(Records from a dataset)

###

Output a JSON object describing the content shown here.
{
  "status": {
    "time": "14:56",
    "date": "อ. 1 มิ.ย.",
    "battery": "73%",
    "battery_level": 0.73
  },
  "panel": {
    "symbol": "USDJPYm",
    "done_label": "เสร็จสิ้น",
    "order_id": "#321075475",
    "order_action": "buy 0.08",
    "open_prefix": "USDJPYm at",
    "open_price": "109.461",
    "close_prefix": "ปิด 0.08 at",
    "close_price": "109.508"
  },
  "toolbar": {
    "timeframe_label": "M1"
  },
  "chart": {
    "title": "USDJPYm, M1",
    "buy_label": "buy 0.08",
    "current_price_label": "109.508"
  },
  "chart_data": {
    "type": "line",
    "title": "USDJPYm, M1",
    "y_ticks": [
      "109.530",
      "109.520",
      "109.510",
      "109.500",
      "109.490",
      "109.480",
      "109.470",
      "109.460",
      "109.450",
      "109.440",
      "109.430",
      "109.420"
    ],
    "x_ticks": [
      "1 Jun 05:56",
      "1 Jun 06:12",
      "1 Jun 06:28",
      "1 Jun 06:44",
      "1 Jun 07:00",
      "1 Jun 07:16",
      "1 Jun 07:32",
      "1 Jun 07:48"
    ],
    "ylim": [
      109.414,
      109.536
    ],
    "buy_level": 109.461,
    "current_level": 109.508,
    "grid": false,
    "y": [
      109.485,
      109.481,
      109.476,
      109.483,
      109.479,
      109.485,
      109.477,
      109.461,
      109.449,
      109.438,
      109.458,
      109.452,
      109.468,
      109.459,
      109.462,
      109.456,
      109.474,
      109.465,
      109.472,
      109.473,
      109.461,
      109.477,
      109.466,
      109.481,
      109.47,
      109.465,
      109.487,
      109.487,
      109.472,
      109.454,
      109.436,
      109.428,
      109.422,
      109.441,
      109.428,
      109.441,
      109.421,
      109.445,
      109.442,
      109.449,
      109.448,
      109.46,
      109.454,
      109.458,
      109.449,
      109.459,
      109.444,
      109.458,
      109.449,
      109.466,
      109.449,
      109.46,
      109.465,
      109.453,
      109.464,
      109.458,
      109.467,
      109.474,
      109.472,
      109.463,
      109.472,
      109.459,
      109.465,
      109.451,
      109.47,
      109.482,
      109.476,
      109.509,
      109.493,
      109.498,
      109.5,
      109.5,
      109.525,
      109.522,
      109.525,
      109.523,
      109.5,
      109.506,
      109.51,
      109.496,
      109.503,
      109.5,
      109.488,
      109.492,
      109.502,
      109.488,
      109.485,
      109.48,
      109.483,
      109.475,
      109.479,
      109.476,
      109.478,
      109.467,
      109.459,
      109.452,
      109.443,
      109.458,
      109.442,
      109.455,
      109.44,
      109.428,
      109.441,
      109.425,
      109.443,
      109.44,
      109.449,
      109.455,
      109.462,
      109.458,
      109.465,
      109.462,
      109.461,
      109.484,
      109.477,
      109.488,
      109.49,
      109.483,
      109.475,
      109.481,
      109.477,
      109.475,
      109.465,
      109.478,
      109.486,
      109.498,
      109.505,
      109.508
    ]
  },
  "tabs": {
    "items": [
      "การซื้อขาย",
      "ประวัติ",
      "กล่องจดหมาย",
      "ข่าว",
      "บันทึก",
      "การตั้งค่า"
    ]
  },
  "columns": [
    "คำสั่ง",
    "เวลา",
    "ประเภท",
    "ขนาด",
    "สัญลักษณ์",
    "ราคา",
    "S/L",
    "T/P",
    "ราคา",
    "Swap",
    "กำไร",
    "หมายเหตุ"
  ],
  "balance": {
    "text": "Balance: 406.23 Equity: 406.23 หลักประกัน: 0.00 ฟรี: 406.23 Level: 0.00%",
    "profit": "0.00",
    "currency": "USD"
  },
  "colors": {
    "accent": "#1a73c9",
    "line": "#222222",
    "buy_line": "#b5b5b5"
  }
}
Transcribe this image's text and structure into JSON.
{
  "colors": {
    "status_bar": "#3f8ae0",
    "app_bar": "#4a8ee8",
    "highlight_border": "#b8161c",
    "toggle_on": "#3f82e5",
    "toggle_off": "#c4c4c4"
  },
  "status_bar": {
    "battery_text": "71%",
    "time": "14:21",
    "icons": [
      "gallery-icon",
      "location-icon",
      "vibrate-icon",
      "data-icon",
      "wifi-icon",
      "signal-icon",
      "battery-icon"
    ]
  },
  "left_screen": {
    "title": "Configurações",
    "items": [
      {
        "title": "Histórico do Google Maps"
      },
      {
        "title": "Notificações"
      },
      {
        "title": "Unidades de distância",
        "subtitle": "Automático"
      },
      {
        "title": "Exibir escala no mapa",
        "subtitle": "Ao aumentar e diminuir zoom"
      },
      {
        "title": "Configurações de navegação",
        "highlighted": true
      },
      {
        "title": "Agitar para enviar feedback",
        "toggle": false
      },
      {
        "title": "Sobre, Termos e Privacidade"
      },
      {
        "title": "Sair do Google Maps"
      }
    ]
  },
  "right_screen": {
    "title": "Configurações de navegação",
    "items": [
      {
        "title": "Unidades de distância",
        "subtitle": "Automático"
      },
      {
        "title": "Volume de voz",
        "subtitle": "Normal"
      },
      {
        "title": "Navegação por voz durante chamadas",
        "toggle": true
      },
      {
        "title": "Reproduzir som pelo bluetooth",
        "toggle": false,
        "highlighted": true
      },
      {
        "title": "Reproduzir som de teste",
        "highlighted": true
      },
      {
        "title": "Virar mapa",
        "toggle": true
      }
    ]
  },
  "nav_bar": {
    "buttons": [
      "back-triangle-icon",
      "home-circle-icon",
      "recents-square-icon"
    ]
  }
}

###

→ **The exercise**: Every line above should be retyped exactly as given.

→ **Solution to this exercise**:
Output a JSON object describing the content shown here.
{
  "status": {
    "time": "14:56",
    "date": "อ. 1 มิ.ย.",
    "battery": "73%",
    "battery_level": 0.73
  },
  "panel": {
    "symbol": "USDJPYm",
    "done_label": "เสร็จสิ้น",
    "order_id": "#321075475",
    "order_action": "buy 0.08",
    "open_prefix": "USDJPYm at",
    "open_price": "109.461",
    "close_prefix": "ปิด 0.08 at",
    "close_price": "109.508"
  },
  "toolbar": {
    "timeframe_label": "M1"
  },
  "chart": {
    "title": "USDJPYm, M1",
    "buy_label": "buy 0.08",
    "current_price_label": "109.508"
  },
  "chart_data": {
    "type": "line",
    "title": "USDJPYm, M1",
    "y_ticks": [
      "109.530",
      "109.520",
      "109.510",
      "109.500",
      "109.490",
      "109.480",
      "109.470",
      "109.460",
      "109.450",
      "109.440",
      "109.430",
      "109.420"
    ],
    "x_ticks": [
      "1 Jun 05:56",
      "1 Jun 06:12",
      "1 Jun 06:28",
      "1 Jun 06:44",
      "1 Jun 07:00",
      "1 Jun 07:16",
      "1 Jun 07:32",
      "1 Jun 07:48"
    ],
    "ylim": [
      109.414,
      109.536
    ],
    "buy_level": 109.461,
    "current_level": 109.508,
    "grid": false,
    "y": [
      109.485,
      109.481,
      109.476,
      109.483,
      109.479,
      109.485,
      109.477,
      109.461,
      109.449,
      109.438,
      109.458,
      109.452,
      109.468,
      109.459,
      109.462,
      109.456,
      109.474,
      109.465,
      109.472,
      109.473,
      109.461,
      109.477,
      109.466,
      109.481,
      109.47,
      109.465,
      109.487,
      109.487,
      109.472,
      109.454,
      109.436,
      109.428,
      109.422,
      109.441,
      109.428,
      109.441,
      109.421,
      109.445,
      109.442,
      109.449,
      109.448,
      109.46,
      109.454,
      109.458,
      109.449,
      109.459,
      109.444,
      109.458,
      109.449,
      109.466,
      109.449,
      109.46,
      109.465,
      109.453,
      109.464,
      109.458,
      109.467,
      109.474,
      109.472,
      109.463,
      109.472,
      109.459,
      109.465,
      109.451,
      109.47,
      109.482,
      109.476,
      109.509,
      109.493,
      109.498,
      109.5,
      109.5,
      109.525,
      109.522,
      109.525,
      109.523,
      109.5,
      109.506,
      109.51,
      109.496,
      109.503,
      109.5,
      109.488,
      109.492,
      109.502,
      109.488,
      109.485,
      109.48,
      109.483,
      109.475,
      109.479,
      109.476,
      109.478,
      109.467,
      109.459,
      109.452,
      109.443,
      109.458,
      109.442,
      109.455,
      109.44,
      109.428,
      109.441,
      109.425,
      109.443,
      109.44,
      109.449,
      109.455,
      109.462,
      109.458,
      109.465,
      109.462,
      109.461,
      109.484,
      109.477,
      109.488,
      109.49,
      109.483,
      109.475,
      109.481,
      109.477,
      109.475,
      109.465,
      109.478,
      109.486,
      109.498,
      109.505,
      109.508
    ]
  },
  "tabs": {
    "items": [
      "การซื้อขาย",
      "ประวัติ",
      "กล่องจดหมาย",
      "ข่าว",
      "บันทึก",
      "การตั้งค่า"
    ]
  },
  "columns": [
    "คำสั่ง",
    "เวลา",
    "ประเภท",
    "ขนาด",
    "สัญลักษณ์",
    "ราคา",
    "S/L",
    "T/P",
    "ราคา",
    "Swap",
    "กำไร",
    "หมายเหตุ"
  ],
  "balance": {
    "text": "Balance: 406.23 Equity: 406.23 หลักประกัน: 0.00 ฟรี: 406.23 Level: 0.00%",
    "profit": "0.00",
    "currency": "USD"
  },
  "colors": {
    "accent": "#1a73c9",
    "line": "#222222",
    "buy_line": "#b5b5b5"
  }
}
Transcribe this image's text and structure into JSON.
{
  "colors": {
    "status_bar": "#3f8ae0",
    "app_bar": "#4a8ee8",
    "highlight_border": "#b8161c",
    "toggle_on": "#3f82e5",
    "toggle_off": "#c4c4c4"
  },
  "status_bar": {
    "battery_text": "71%",
    "time": "14:21",
    "icons": [
      "gallery-icon",
      "location-icon",
      "vibrate-icon",
      "data-icon",
      "wifi-icon",
      "signal-icon",
      "battery-icon"
    ]
  },
  "left_screen": {
    "title": "Configurações",
    "items": [
      {
        "title": "Histórico do Google Maps"
      },
      {
        "title": "Notificações"
      },
      {
        "title": "Unidades de distância",
        "subtitle": "Automático"
      },
      {
        "title": "Exibir escala no mapa",
        "subtitle": "Ao aumentar e diminuir zoom"
      },
      {
        "title": "Configurações de navegação",
        "highlighted": true
      },
      {
        "title": "Agitar para enviar feedback",
        "toggle": false
      },
      {
        "title": "Sobre, Termos e Privacidade"
      },
      {
        "title": "Sair do Google Maps"
      }
    ]
  },
  "right_screen": {
    "title": "Configurações de navegação",
    "items": [
      {
        "title": "Unidades de distância",
        "subtitle": "Automático"
      },
      {
        "title": "Volume de voz",
        "subtitle": "Normal"
      },
      {
        "title": "Navegação por voz durante chamadas",
        "toggle": true
      },
      {
        "title": "Reproduzir som pelo bluetooth",
        "toggle": false,
        "highlighted": true
      },
      {
        "title": "Reproduzir som de teste",
        "highlighted": true
      },
      {
        "title": "Virar mapa",
        "toggle": true
      }
    ]
  },
  "nav_bar": {
    "buttons": [
      "back-triangle-icon",
      "home-circle-icon",
      "recents-square-icon"
    ]
  }
}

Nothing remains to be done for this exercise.